▶ **Aim of the exercise**:
Can you copy out the data exactly? Leave the images out.

▶ **Recorded information**:
▼

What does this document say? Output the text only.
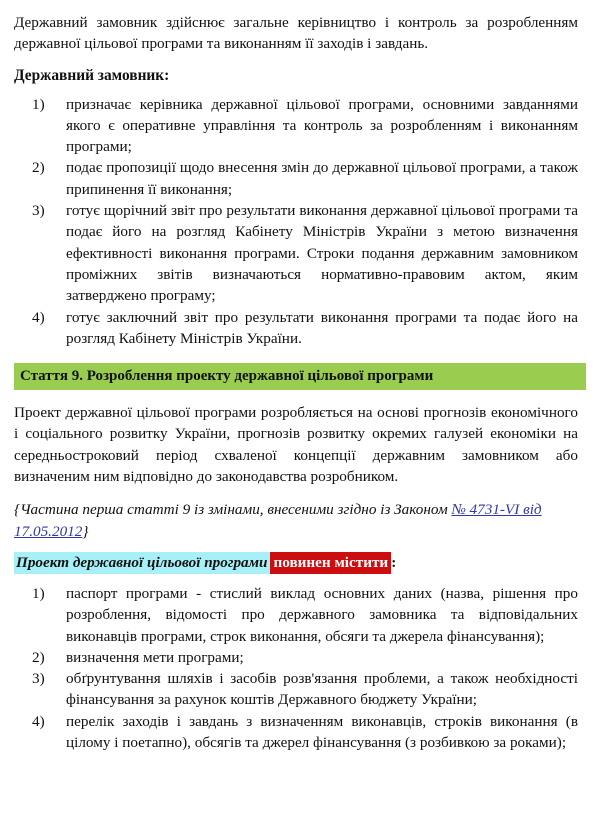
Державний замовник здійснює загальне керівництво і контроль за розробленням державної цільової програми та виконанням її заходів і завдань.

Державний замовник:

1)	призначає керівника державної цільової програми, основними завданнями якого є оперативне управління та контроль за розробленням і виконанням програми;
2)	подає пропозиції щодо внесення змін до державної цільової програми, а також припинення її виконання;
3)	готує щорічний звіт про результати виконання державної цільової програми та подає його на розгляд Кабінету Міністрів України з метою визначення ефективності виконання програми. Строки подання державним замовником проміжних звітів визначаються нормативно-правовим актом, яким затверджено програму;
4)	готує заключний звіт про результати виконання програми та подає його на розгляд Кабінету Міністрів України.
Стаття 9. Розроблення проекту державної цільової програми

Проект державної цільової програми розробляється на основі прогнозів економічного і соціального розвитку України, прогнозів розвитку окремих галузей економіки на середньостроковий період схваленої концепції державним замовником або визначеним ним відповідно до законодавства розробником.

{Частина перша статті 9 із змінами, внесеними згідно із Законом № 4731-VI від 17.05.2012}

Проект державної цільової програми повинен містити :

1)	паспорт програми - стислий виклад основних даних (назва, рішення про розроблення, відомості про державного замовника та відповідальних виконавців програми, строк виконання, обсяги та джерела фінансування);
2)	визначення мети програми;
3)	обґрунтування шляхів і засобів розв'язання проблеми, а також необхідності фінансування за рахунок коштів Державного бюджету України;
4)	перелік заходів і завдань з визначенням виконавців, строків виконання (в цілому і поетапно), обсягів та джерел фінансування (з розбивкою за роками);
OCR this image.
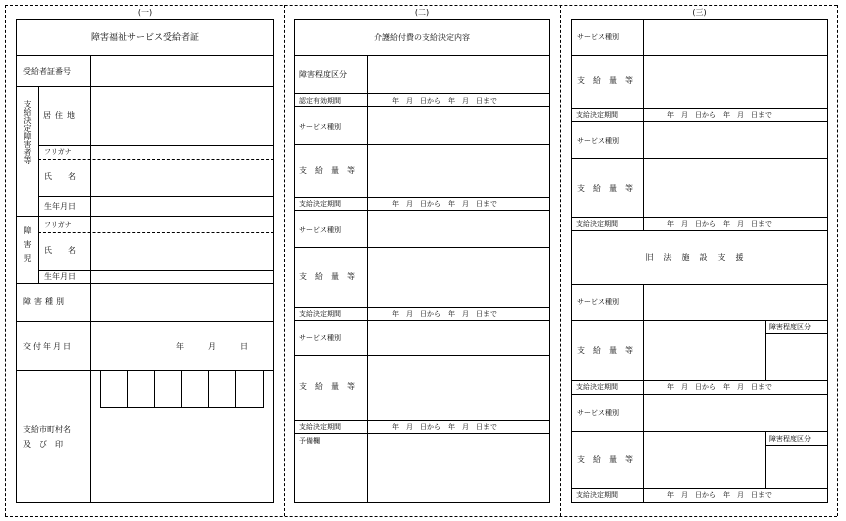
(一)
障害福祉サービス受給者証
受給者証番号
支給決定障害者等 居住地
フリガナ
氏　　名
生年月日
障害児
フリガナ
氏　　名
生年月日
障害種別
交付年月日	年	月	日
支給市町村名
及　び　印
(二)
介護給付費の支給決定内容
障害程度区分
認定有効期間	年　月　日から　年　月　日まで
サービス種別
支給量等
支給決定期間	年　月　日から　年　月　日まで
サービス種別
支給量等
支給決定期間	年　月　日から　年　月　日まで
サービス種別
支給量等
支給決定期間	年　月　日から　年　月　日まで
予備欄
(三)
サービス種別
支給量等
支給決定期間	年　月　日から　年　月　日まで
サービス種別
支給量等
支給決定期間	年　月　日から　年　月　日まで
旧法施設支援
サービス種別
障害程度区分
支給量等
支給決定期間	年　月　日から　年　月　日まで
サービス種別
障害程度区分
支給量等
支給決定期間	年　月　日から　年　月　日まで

▲

▶ **Written reply**:
What does this document say? Output the text only.
Державний замовник здійснює загальне керівництво і контроль за розробленням державної цільової програми та виконанням її заходів і завдань.

Державний замовник:

1)	призначає керівника державної цільової програми, основними завданнями якого є оперативне управління та контроль за розробленням і виконанням програми;
2)	подає пропозиції щодо внесення змін до державної цільової програми, а також припинення її виконання;
3)	готує щорічний звіт про результати виконання державної цільової програми та подає його на розгляд Кабінету Міністрів України з метою визначення ефективності виконання програми. Строки подання державним замовником проміжних звітів визначаються нормативно-правовим актом, яким затверджено програму;
4)	готує заключний звіт про результати виконання програми та подає його на розгляд Кабінету Міністрів України.
Стаття 9. Розроблення проекту державної цільової програми

Проект державної цільової програми розробляється на основі прогнозів економічного і соціального розвитку України, прогнозів розвитку окремих галузей економіки на середньостроковий період схваленої концепції державним замовником або визначеним ним відповідно до законодавства розробником.

{Частина перша статті 9 із змінами, внесеними згідно із Законом № 4731-VI від 17.05.2012}

Проект державної цільової програми повинен містити :

1)	паспорт програми - стислий виклад основних даних (назва, рішення про розроблення, відомості про державного замовника та відповідальних виконавців програми, строк виконання, обсяги та джерела фінансування);
2)	визначення мети програми;
3)	обґрунтування шляхів і засобів розв'язання проблеми, а також необхідності фінансування за рахунок коштів Державного бюджету України;
4)	перелік заходів і завдань з визначенням виконавців, строків виконання (в цілому і поетапно), обсягів та джерел фінансування (з розбивкою за роками);
OCR this image.
(一)
障害福祉サービス受給者証
受給者証番号
支給決定障害者等 居住地
フリガナ
氏　　名
生年月日
障害児
フリガナ
氏　　名
生年月日
障害種別
交付年月日	年	月	日
支給市町村名
及　び　印
(二)
介護給付費の支給決定内容
障害程度区分
認定有効期間	年　月　日から　年　月　日まで
サービス種別
支給量等
支給決定期間	年　月　日から　年　月　日まで
サービス種別
支給量等
支給決定期間	年　月　日から　年　月　日まで
サービス種別
支給量等
支給決定期間	年　月　日から　年　月　日まで
予備欄
(三)
サービス種別
支給量等
支給決定期間	年　月　日から　年　月　日まで
サービス種別
支給量等
支給決定期間	年　月　日から　年　月　日まで
旧法施設支援
サービス種別
障害程度区分
支給量等
支給決定期間	年　月　日から　年　月　日まで
サービス種別
障害程度区分
支給量等
支給決定期間	年　月　日から　年　月　日まで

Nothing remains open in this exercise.